● Stored rows:
— start —

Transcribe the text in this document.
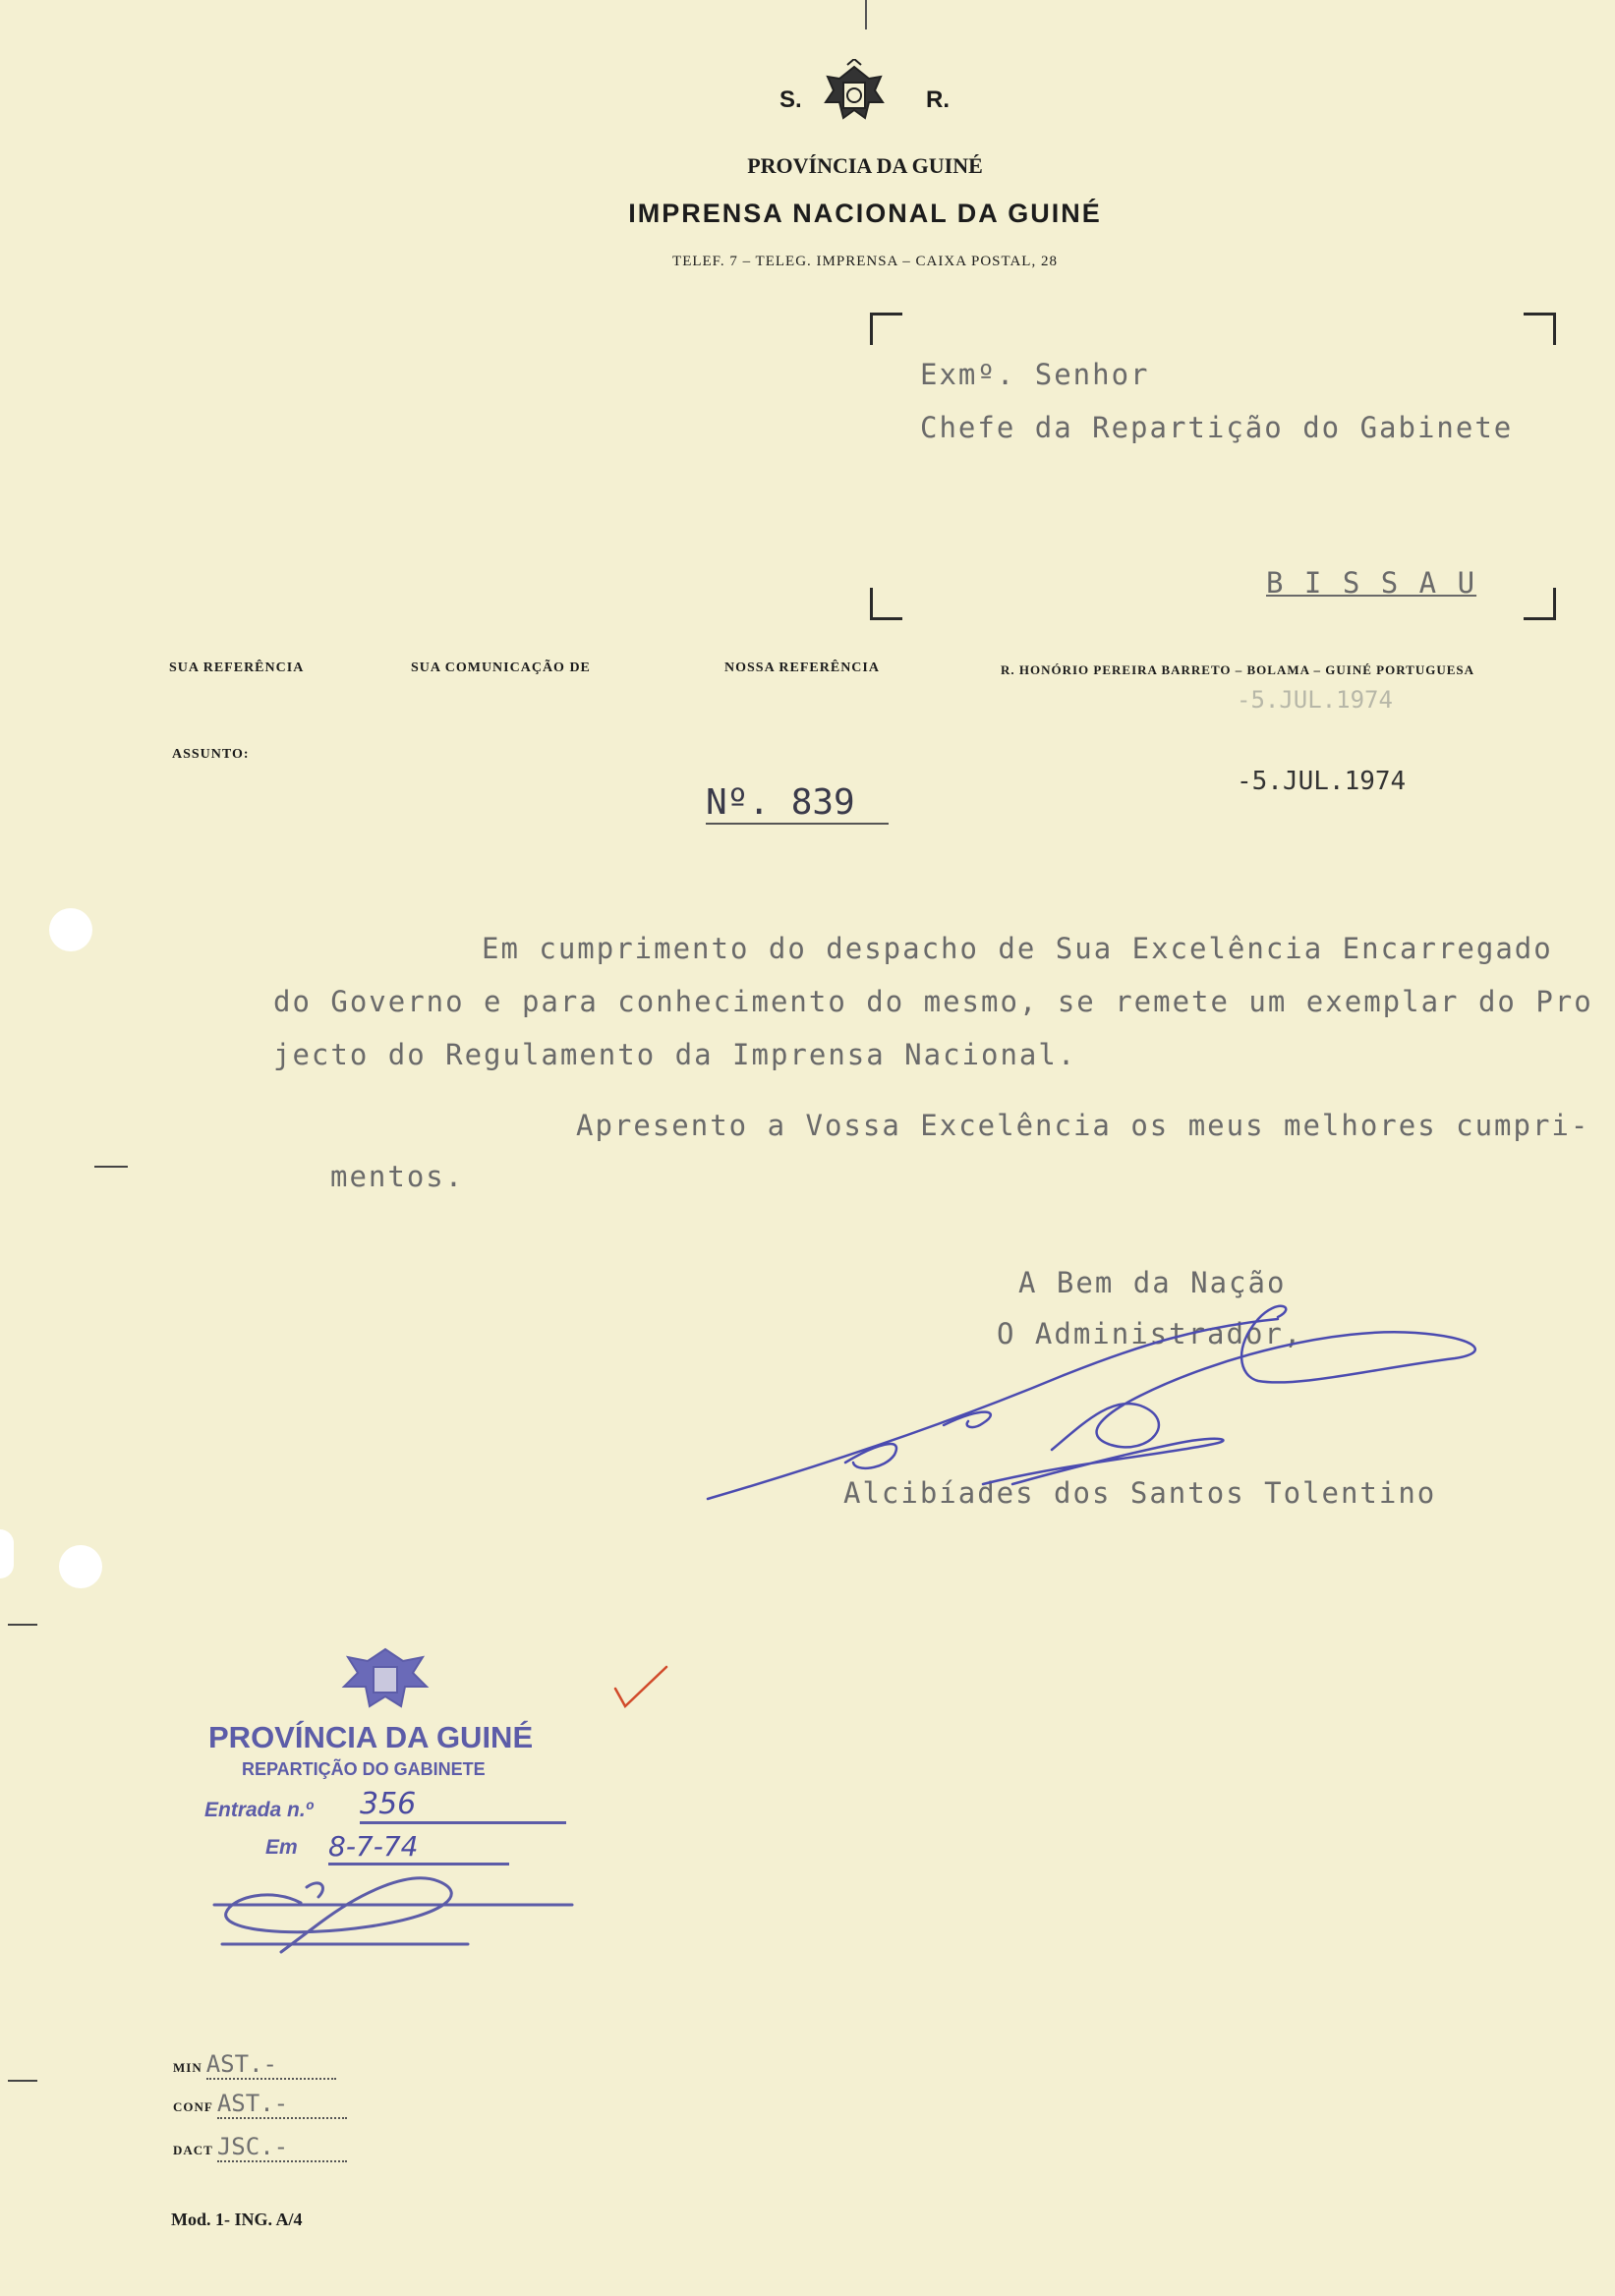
S.	R.
PROVÍNCIA DA GUINÉ
IMPRENSA NACIONAL DA GUINÉ
TELEF. 7 – TELEG. IMPRENSA – CAIXA POSTAL, 28
Exmº. Senhor
Chefe da Repartição do Gabinete
B I S S A U
SUA REFERÊNCIA	SUA COMUNICAÇÃO DE	NOSSA REFERÊNCIA	R. HONÓRIO PEREIRA BARRETO – BOLAMA – GUINÉ PORTUGUESA
-5.JUL.1974
ASSUNTO:
Nº. 839
-5.JUL.1974
Em cumprimento do despacho de Sua Excelência Encarregado
do Governo e para conhecimento do mesmo, se remete um exemplar do Pro
jecto do Regulamento da Imprensa Nacional.
Apresento a Vossa Excelência os meus melhores cumpri-
mentos.
A Bem da Nação
O Administrador,
Alcibíades dos Santos Tolentino
PROVÍNCIA DA GUINÉ
REPARTIÇÃO DO GABINETE
Entrada n.º 356
Em 8-7-74
MIN AST.-
CONF AST.-
DACT JSC.-
Mod. 1- ING. A/4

— end —

● Required work:
Reproduce each entry precisely. Leave the pictures out.

● Response for this exercise:
Transcribe the text in this document.
S.	R.
PROVÍNCIA DA GUINÉ
IMPRENSA NACIONAL DA GUINÉ
TELEF. 7 – TELEG. IMPRENSA – CAIXA POSTAL, 28
Exmº. Senhor
Chefe da Repartição do Gabinete
B I S S A U
SUA REFERÊNCIA	SUA COMUNICAÇÃO DE	NOSSA REFERÊNCIA	R. HONÓRIO PEREIRA BARRETO – BOLAMA – GUINÉ PORTUGUESA
-5.JUL.1974
ASSUNTO:
Nº. 839
-5.JUL.1974
Em cumprimento do despacho de Sua Excelência Encarregado
do Governo e para conhecimento do mesmo, se remete um exemplar do Pro
jecto do Regulamento da Imprensa Nacional.
Apresento a Vossa Excelência os meus melhores cumpri-
mentos.
A Bem da Nação
O Administrador,
Alcibíades dos Santos Tolentino
PROVÍNCIA DA GUINÉ
REPARTIÇÃO DO GABINETE
Entrada n.º 356
Em 8-7-74
MIN AST.-
CONF AST.-
DACT JSC.-
Mod. 1- ING. A/4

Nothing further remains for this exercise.